◆ What to produce ◆
Your task is to restate the data word for word.

· · · · · · ·

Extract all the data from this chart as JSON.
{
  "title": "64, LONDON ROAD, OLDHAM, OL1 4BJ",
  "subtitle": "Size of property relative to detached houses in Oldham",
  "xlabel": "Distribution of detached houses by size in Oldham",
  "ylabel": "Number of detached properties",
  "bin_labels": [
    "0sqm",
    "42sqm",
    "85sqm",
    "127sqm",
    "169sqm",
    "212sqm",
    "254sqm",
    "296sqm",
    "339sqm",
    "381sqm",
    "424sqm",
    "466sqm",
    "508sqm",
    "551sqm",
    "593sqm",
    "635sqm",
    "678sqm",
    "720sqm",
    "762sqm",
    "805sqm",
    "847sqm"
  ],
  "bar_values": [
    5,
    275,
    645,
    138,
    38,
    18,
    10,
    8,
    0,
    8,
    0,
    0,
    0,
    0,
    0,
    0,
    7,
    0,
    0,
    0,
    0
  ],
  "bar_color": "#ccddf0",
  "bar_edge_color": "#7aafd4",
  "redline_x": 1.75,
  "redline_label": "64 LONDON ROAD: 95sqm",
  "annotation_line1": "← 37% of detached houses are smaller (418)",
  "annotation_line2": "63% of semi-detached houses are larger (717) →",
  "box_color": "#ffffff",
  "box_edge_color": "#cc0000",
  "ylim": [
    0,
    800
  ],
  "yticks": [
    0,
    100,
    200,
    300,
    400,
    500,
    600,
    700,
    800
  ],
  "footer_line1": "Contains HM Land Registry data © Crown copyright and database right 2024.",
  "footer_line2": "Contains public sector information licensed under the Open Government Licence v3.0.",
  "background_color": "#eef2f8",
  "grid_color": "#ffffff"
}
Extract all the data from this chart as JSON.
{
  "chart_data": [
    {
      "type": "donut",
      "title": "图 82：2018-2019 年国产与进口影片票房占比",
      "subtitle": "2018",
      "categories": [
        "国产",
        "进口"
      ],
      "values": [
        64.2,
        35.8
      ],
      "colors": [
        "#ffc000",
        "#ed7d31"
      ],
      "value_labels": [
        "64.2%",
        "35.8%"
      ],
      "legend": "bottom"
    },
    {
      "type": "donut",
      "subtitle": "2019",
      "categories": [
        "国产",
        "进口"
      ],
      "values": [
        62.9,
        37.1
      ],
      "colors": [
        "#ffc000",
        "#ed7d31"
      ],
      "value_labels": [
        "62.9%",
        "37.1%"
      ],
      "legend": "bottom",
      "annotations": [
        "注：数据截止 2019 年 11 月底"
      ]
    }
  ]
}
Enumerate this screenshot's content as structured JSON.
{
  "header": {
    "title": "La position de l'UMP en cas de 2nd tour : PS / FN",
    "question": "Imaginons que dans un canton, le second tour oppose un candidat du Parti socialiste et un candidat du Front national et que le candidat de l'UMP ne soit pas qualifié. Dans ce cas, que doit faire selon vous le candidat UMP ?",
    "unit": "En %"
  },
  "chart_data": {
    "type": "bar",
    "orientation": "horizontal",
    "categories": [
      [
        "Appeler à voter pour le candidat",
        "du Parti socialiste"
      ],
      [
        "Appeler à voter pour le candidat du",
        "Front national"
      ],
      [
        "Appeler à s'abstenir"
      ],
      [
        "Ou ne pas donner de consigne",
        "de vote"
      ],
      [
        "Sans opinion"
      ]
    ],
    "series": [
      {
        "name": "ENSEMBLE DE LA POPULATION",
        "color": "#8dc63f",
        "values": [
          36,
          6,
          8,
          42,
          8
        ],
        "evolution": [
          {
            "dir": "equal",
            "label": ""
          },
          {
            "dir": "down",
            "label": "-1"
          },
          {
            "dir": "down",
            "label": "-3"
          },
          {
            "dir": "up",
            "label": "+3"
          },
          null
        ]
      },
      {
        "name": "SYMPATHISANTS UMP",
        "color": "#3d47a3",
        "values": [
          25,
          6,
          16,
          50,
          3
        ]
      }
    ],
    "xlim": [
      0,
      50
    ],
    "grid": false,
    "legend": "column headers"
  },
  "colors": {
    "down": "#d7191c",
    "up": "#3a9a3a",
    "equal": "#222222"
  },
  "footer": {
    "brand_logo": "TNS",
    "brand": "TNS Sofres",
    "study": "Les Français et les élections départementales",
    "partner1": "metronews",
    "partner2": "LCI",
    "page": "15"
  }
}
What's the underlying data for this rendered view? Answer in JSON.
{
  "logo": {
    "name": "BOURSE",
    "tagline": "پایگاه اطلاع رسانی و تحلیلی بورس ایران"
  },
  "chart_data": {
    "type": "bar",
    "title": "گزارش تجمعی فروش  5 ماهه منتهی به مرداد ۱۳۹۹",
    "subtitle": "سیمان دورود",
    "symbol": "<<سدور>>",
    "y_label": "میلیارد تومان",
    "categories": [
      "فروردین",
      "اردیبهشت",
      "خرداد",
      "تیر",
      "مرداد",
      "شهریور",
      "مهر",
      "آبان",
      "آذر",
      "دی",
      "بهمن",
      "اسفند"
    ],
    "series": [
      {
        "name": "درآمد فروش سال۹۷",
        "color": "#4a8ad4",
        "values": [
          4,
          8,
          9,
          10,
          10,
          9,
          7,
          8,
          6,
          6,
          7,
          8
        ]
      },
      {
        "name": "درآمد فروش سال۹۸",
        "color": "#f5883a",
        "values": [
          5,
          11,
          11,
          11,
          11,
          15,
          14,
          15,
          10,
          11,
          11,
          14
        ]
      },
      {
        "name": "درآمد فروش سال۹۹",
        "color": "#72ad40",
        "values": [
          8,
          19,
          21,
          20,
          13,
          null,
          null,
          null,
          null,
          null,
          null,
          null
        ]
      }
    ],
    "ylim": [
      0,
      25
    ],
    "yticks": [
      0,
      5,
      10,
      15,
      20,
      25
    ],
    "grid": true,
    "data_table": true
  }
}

· · · · · · ·

◆ Written solution ◆
Extract all the data from this chart as JSON.
{
  "title": "64, LONDON ROAD, OLDHAM, OL1 4BJ",
  "subtitle": "Size of property relative to detached houses in Oldham",
  "xlabel": "Distribution of detached houses by size in Oldham",
  "ylabel": "Number of detached properties",
  "bin_labels": [
    "0sqm",
    "42sqm",
    "85sqm",
    "127sqm",
    "169sqm",
    "212sqm",
    "254sqm",
    "296sqm",
    "339sqm",
    "381sqm",
    "424sqm",
    "466sqm",
    "508sqm",
    "551sqm",
    "593sqm",
    "635sqm",
    "678sqm",
    "720sqm",
    "762sqm",
    "805sqm",
    "847sqm"
  ],
  "bar_values": [
    5,
    275,
    645,
    138,
    38,
    18,
    10,
    8,
    0,
    8,
    0,
    0,
    0,
    0,
    0,
    0,
    7,
    0,
    0,
    0,
    0
  ],
  "bar_color": "#ccddf0",
  "bar_edge_color": "#7aafd4",
  "redline_x": 1.75,
  "redline_label": "64 LONDON ROAD: 95sqm",
  "annotation_line1": "← 37% of detached houses are smaller (418)",
  "annotation_line2": "63% of semi-detached houses are larger (717) →",
  "box_color": "#ffffff",
  "box_edge_color": "#cc0000",
  "ylim": [
    0,
    800
  ],
  "yticks": [
    0,
    100,
    200,
    300,
    400,
    500,
    600,
    700,
    800
  ],
  "footer_line1": "Contains HM Land Registry data © Crown copyright and database right 2024.",
  "footer_line2": "Contains public sector information licensed under the Open Government Licence v3.0.",
  "background_color": "#eef2f8",
  "grid_color": "#ffffff"
}
Extract all the data from this chart as JSON.
{
  "chart_data": [
    {
      "type": "donut",
      "title": "图 82：2018-2019 年国产与进口影片票房占比",
      "subtitle": "2018",
      "categories": [
        "国产",
        "进口"
      ],
      "values": [
        64.2,
        35.8
      ],
      "colors": [
        "#ffc000",
        "#ed7d31"
      ],
      "value_labels": [
        "64.2%",
        "35.8%"
      ],
      "legend": "bottom"
    },
    {
      "type": "donut",
      "subtitle": "2019",
      "categories": [
        "国产",
        "进口"
      ],
      "values": [
        62.9,
        37.1
      ],
      "colors": [
        "#ffc000",
        "#ed7d31"
      ],
      "value_labels": [
        "62.9%",
        "37.1%"
      ],
      "legend": "bottom",
      "annotations": [
        "注：数据截止 2019 年 11 月底"
      ]
    }
  ]
}
Enumerate this screenshot's content as structured JSON.
{
  "header": {
    "title": "La position de l'UMP en cas de 2nd tour : PS / FN",
    "question": "Imaginons que dans un canton, le second tour oppose un candidat du Parti socialiste et un candidat du Front national et que le candidat de l'UMP ne soit pas qualifié. Dans ce cas, que doit faire selon vous le candidat UMP ?",
    "unit": "En %"
  },
  "chart_data": {
    "type": "bar",
    "orientation": "horizontal",
    "categories": [
      [
        "Appeler à voter pour le candidat",
        "du Parti socialiste"
      ],
      [
        "Appeler à voter pour le candidat du",
        "Front national"
      ],
      [
        "Appeler à s'abstenir"
      ],
      [
        "Ou ne pas donner de consigne",
        "de vote"
      ],
      [
        "Sans opinion"
      ]
    ],
    "series": [
      {
        "name": "ENSEMBLE DE LA POPULATION",
        "color": "#8dc63f",
        "values": [
          36,
          6,
          8,
          42,
          8
        ],
        "evolution": [
          {
            "dir": "equal",
            "label": ""
          },
          {
            "dir": "down",
            "label": "-1"
          },
          {
            "dir": "down",
            "label": "-3"
          },
          {
            "dir": "up",
            "label": "+3"
          },
          null
        ]
      },
      {
        "name": "SYMPATHISANTS UMP",
        "color": "#3d47a3",
        "values": [
          25,
          6,
          16,
          50,
          3
        ]
      }
    ],
    "xlim": [
      0,
      50
    ],
    "grid": false,
    "legend": "column headers"
  },
  "colors": {
    "down": "#d7191c",
    "up": "#3a9a3a",
    "equal": "#222222"
  },
  "footer": {
    "brand_logo": "TNS",
    "brand": "TNS Sofres",
    "study": "Les Français et les élections départementales",
    "partner1": "metronews",
    "partner2": "LCI",
    "page": "15"
  }
}
What's the underlying data for this rendered view? Answer in JSON.
{
  "logo": {
    "name": "BOURSE",
    "tagline": "پایگاه اطلاع رسانی و تحلیلی بورس ایران"
  },
  "chart_data": {
    "type": "bar",
    "title": "گزارش تجمعی فروش  5 ماهه منتهی به مرداد ۱۳۹۹",
    "subtitle": "سیمان دورود",
    "symbol": "<<سدور>>",
    "y_label": "میلیارد تومان",
    "categories": [
      "فروردین",
      "اردیبهشت",
      "خرداد",
      "تیر",
      "مرداد",
      "شهریور",
      "مهر",
      "آبان",
      "آذر",
      "دی",
      "بهمن",
      "اسفند"
    ],
    "series": [
      {
        "name": "درآمد فروش سال۹۷",
        "color": "#4a8ad4",
        "values": [
          4,
          8,
          9,
          10,
          10,
          9,
          7,
          8,
          6,
          6,
          7,
          8
        ]
      },
      {
        "name": "درآمد فروش سال۹۸",
        "color": "#f5883a",
        "values": [
          5,
          11,
          11,
          11,
          11,
          15,
          14,
          15,
          10,
          11,
          11,
          14
        ]
      },
      {
        "name": "درآمد فروش سال۹۹",
        "color": "#72ad40",
        "values": [
          8,
          19,
          21,
          20,
          13,
          null,
          null,
          null,
          null,
          null,
          null,
          null
        ]
      }
    ],
    "ylim": [
      0,
      25
    ],
    "yticks": [
      0,
      5,
      10,
      15,
      20,
      25
    ],
    "grid": true,
    "data_table": true
  }
}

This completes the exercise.